Short exercise
Print the records below exactly as they appear.

Dataset items

══════════

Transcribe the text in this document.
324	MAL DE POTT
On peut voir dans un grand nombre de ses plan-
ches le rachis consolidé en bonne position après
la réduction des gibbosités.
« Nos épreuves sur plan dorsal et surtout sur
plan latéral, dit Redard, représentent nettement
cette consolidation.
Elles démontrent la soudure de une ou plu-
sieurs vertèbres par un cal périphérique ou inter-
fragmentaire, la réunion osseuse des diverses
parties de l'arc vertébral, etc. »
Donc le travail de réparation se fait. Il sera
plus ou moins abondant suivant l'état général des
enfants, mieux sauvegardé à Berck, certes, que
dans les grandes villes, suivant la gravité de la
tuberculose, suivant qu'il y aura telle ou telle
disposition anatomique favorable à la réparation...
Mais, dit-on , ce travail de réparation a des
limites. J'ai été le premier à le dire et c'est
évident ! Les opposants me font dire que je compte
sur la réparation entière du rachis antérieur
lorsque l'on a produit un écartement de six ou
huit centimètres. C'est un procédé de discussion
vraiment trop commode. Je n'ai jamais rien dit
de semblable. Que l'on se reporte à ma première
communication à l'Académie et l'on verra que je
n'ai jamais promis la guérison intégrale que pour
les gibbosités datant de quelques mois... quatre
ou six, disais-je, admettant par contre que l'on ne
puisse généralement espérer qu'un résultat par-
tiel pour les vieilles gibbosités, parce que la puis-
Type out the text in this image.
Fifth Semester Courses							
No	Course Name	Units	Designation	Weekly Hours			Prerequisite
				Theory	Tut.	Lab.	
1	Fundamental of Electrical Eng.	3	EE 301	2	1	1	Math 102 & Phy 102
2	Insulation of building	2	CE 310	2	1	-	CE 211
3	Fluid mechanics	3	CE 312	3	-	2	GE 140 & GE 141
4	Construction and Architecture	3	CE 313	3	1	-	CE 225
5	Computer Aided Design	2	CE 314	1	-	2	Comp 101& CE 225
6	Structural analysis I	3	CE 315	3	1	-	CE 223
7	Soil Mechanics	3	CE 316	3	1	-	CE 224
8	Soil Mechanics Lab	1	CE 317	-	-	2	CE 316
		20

══════════

Response
Transcribe the text in this document.
324	MAL DE POTT
On peut voir dans un grand nombre de ses plan-
ches le rachis consolidé en bonne position après
la réduction des gibbosités.
« Nos épreuves sur plan dorsal et surtout sur
plan latéral, dit Redard, représentent nettement
cette consolidation.
Elles démontrent la soudure de une ou plu-
sieurs vertèbres par un cal périphérique ou inter-
fragmentaire, la réunion osseuse des diverses
parties de l'arc vertébral, etc. »
Donc le travail de réparation se fait. Il sera
plus ou moins abondant suivant l'état général des
enfants, mieux sauvegardé à Berck, certes, que
dans les grandes villes, suivant la gravité de la
tuberculose, suivant qu'il y aura telle ou telle
disposition anatomique favorable à la réparation...
Mais, dit-on , ce travail de réparation a des
limites. J'ai été le premier à le dire et c'est
évident ! Les opposants me font dire que je compte
sur la réparation entière du rachis antérieur
lorsque l'on a produit un écartement de six ou
huit centimètres. C'est un procédé de discussion
vraiment trop commode. Je n'ai jamais rien dit
de semblable. Que l'on se reporte à ma première
communication à l'Académie et l'on verra que je
n'ai jamais promis la guérison intégrale que pour
les gibbosités datant de quelques mois... quatre
ou six, disais-je, admettant par contre que l'on ne
puisse généralement espérer qu'un résultat par-
tiel pour les vieilles gibbosités, parce que la puis-
Type out the text in this image.
Fifth Semester Courses							
No	Course Name	Units	Designation	Weekly Hours			Prerequisite
				Theory	Tut.	Lab.	
1	Fundamental of Electrical Eng.	3	EE 301	2	1	1	Math 102 & Phy 102
2	Insulation of building	2	CE 310	2	1	-	CE 211
3	Fluid mechanics	3	CE 312	3	-	2	GE 140 & GE 141
4	Construction and Architecture	3	CE 313	3	1	-	CE 225
5	Computer Aided Design	2	CE 314	1	-	2	Comp 101& CE 225
6	Structural analysis I	3	CE 315	3	1	-	CE 223
7	Soil Mechanics	3	CE 316	3	1	-	CE 224
8	Soil Mechanics Lab	1	CE 317	-	-	2	CE 316
		20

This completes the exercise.